Directions for this task — Collect all lines from the records below that include the word "faire".

Given records —
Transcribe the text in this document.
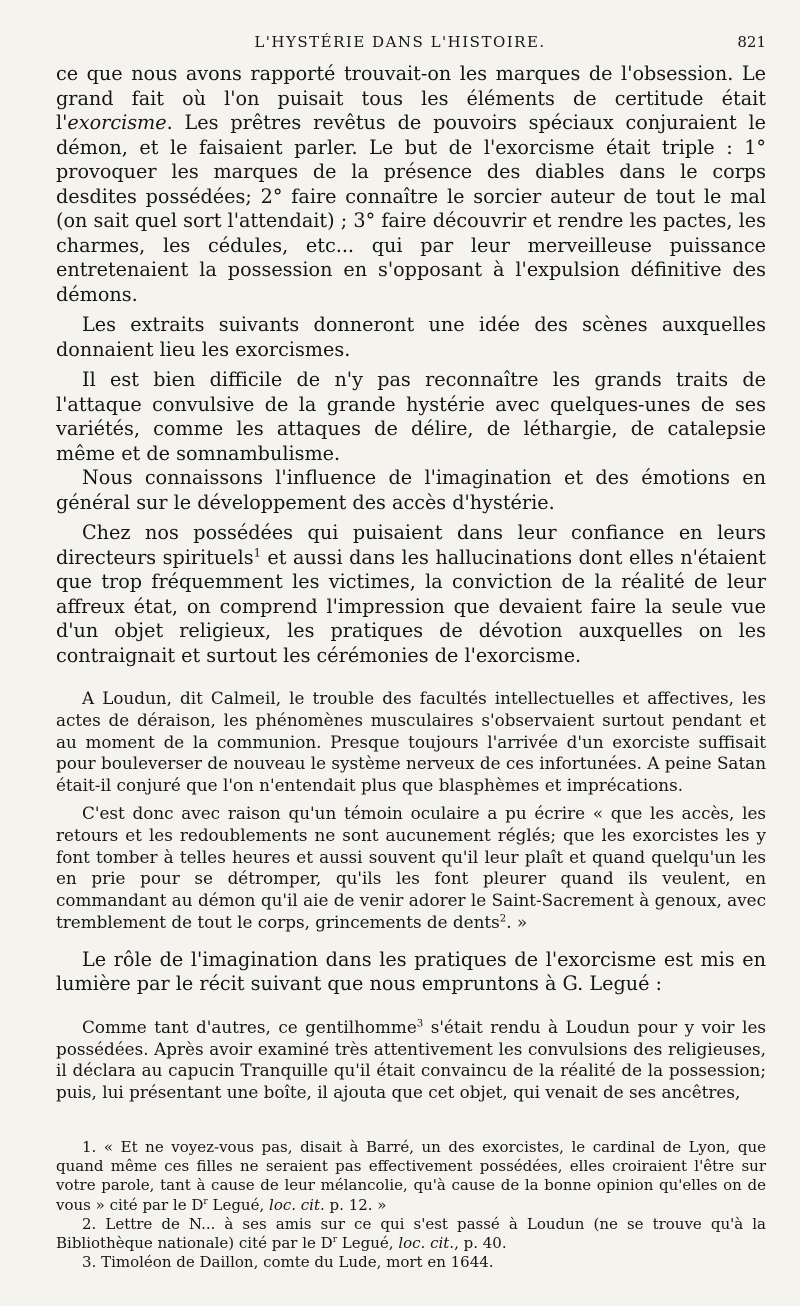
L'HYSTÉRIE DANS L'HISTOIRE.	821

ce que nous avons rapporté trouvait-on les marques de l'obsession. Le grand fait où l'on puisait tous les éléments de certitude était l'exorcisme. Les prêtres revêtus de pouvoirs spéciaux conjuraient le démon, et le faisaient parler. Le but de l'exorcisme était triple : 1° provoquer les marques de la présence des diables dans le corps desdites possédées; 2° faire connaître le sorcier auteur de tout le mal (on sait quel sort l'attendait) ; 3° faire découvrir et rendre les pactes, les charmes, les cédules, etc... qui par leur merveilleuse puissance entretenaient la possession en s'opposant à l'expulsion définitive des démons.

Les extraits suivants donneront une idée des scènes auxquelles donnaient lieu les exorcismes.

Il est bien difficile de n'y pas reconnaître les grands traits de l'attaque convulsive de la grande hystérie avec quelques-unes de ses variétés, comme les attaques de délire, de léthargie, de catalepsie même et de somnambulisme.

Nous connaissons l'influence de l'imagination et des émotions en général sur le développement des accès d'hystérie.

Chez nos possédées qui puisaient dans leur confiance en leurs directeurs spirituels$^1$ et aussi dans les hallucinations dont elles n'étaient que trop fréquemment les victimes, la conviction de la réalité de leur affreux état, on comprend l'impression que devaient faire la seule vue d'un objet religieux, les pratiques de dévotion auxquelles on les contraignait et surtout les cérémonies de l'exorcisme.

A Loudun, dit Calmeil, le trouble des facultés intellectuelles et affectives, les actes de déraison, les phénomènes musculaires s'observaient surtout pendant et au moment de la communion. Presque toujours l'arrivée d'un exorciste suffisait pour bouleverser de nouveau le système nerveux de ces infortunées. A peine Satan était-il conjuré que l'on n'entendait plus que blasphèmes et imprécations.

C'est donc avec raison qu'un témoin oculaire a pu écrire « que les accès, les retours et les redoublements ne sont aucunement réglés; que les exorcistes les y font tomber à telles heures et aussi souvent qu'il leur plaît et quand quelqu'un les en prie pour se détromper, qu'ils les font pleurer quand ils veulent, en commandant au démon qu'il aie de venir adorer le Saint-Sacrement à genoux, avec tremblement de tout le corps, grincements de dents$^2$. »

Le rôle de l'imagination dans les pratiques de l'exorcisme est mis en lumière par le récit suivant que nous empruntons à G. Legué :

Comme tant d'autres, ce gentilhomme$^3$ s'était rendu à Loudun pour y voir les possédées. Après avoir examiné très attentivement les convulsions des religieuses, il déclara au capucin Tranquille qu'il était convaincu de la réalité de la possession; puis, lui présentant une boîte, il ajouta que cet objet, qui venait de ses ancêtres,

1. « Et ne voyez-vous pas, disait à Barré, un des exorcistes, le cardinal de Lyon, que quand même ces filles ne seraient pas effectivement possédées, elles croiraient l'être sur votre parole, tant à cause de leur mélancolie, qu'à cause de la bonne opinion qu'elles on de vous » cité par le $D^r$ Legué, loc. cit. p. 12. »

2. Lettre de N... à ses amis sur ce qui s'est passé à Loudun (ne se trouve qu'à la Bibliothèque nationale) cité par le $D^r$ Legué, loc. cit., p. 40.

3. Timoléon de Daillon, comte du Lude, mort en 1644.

Result for this task —
ce que nous avons rapporté trouvait-on les marques de l'obsession. Le grand fait où l'on puisait tous les éléments de certitude était l'exorcisme. Les prêtres revêtus de pouvoirs spéciaux conjuraient le démon, et le faisaient parler. Le but de l'exorcisme était triple : 1° provoquer les marques de la présence des diables dans le corps desdites possédées; 2° faire connaître le sorcier auteur de tout le mal (on sait quel sort l'attendait) ; 3° faire découvrir et rendre les pactes, les charmes, les cédules, etc... qui par leur merveilleuse puissance entretenaient la possession en s'opposant à l'expulsion définitive des démons.
Chez nos possédées qui puisaient dans leur confiance en leurs directeurs spirituels$^1$ et aussi dans les hallucinations dont elles n'étaient que trop fréquemment les victimes, la conviction de la réalité de leur affreux état, on comprend l'impression que devaient faire la seule vue d'un objet religieux, les pratiques de dévotion auxquelles on les contraignait et surtout les cérémonies de l'exorcisme.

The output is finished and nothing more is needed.